## Task to carry out
Extract all of the data and reproduce it precisely.

Items from a data source
----------------------------------------

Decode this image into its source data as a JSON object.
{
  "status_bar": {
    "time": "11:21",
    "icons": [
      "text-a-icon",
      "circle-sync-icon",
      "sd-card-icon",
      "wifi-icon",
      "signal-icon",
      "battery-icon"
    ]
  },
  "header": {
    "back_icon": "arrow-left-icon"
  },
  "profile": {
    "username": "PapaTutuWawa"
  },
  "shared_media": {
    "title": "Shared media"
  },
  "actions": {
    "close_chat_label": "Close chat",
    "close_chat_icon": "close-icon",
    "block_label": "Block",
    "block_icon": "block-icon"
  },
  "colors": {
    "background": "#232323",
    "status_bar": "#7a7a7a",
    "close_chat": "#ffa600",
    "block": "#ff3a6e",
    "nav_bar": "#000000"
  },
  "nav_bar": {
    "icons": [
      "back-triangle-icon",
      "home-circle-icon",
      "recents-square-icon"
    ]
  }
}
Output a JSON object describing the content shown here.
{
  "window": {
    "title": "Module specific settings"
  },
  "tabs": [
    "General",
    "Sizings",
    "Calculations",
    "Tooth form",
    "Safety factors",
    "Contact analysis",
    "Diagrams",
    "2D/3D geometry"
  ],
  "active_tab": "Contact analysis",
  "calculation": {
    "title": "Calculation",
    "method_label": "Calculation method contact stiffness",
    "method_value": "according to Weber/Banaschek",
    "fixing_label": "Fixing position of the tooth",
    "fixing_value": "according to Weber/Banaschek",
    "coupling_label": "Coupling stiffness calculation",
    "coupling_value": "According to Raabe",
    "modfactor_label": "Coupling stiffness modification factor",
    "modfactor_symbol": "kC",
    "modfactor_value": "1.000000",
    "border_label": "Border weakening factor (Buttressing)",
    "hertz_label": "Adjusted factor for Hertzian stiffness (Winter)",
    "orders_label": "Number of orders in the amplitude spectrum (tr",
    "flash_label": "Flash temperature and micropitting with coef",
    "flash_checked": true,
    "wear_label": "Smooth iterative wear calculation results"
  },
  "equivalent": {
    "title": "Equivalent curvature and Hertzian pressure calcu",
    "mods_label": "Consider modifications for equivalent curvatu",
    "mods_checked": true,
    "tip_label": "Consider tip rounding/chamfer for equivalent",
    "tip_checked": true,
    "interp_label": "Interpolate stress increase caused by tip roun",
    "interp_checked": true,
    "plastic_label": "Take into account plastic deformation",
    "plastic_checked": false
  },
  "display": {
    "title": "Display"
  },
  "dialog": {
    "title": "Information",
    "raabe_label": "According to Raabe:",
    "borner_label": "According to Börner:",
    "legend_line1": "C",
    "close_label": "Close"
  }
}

----------------------------------------

## Reply
Decode this image into its source data as a JSON object.
{
  "status_bar": {
    "time": "11:21",
    "icons": [
      "text-a-icon",
      "circle-sync-icon",
      "sd-card-icon",
      "wifi-icon",
      "signal-icon",
      "battery-icon"
    ]
  },
  "header": {
    "back_icon": "arrow-left-icon"
  },
  "profile": {
    "username": "PapaTutuWawa"
  },
  "shared_media": {
    "title": "Shared media"
  },
  "actions": {
    "close_chat_label": "Close chat",
    "close_chat_icon": "close-icon",
    "block_label": "Block",
    "block_icon": "block-icon"
  },
  "colors": {
    "background": "#232323",
    "status_bar": "#7a7a7a",
    "close_chat": "#ffa600",
    "block": "#ff3a6e",
    "nav_bar": "#000000"
  },
  "nav_bar": {
    "icons": [
      "back-triangle-icon",
      "home-circle-icon",
      "recents-square-icon"
    ]
  }
}
Output a JSON object describing the content shown here.
{
  "window": {
    "title": "Module specific settings"
  },
  "tabs": [
    "General",
    "Sizings",
    "Calculations",
    "Tooth form",
    "Safety factors",
    "Contact analysis",
    "Diagrams",
    "2D/3D geometry"
  ],
  "active_tab": "Contact analysis",
  "calculation": {
    "title": "Calculation",
    "method_label": "Calculation method contact stiffness",
    "method_value": "according to Weber/Banaschek",
    "fixing_label": "Fixing position of the tooth",
    "fixing_value": "according to Weber/Banaschek",
    "coupling_label": "Coupling stiffness calculation",
    "coupling_value": "According to Raabe",
    "modfactor_label": "Coupling stiffness modification factor",
    "modfactor_symbol": "kC",
    "modfactor_value": "1.000000",
    "border_label": "Border weakening factor (Buttressing)",
    "hertz_label": "Adjusted factor for Hertzian stiffness (Winter)",
    "orders_label": "Number of orders in the amplitude spectrum (tr",
    "flash_label": "Flash temperature and micropitting with coef",
    "flash_checked": true,
    "wear_label": "Smooth iterative wear calculation results"
  },
  "equivalent": {
    "title": "Equivalent curvature and Hertzian pressure calcu",
    "mods_label": "Consider modifications for equivalent curvatu",
    "mods_checked": true,
    "tip_label": "Consider tip rounding/chamfer for equivalent",
    "tip_checked": true,
    "interp_label": "Interpolate stress increase caused by tip roun",
    "interp_checked": true,
    "plastic_label": "Take into account plastic deformation",
    "plastic_checked": false
  },
  "display": {
    "title": "Display"
  },
  "dialog": {
    "title": "Information",
    "raabe_label": "According to Raabe:",
    "borner_label": "According to Börner:",
    "legend_line1": "C",
    "close_label": "Close"
  }
}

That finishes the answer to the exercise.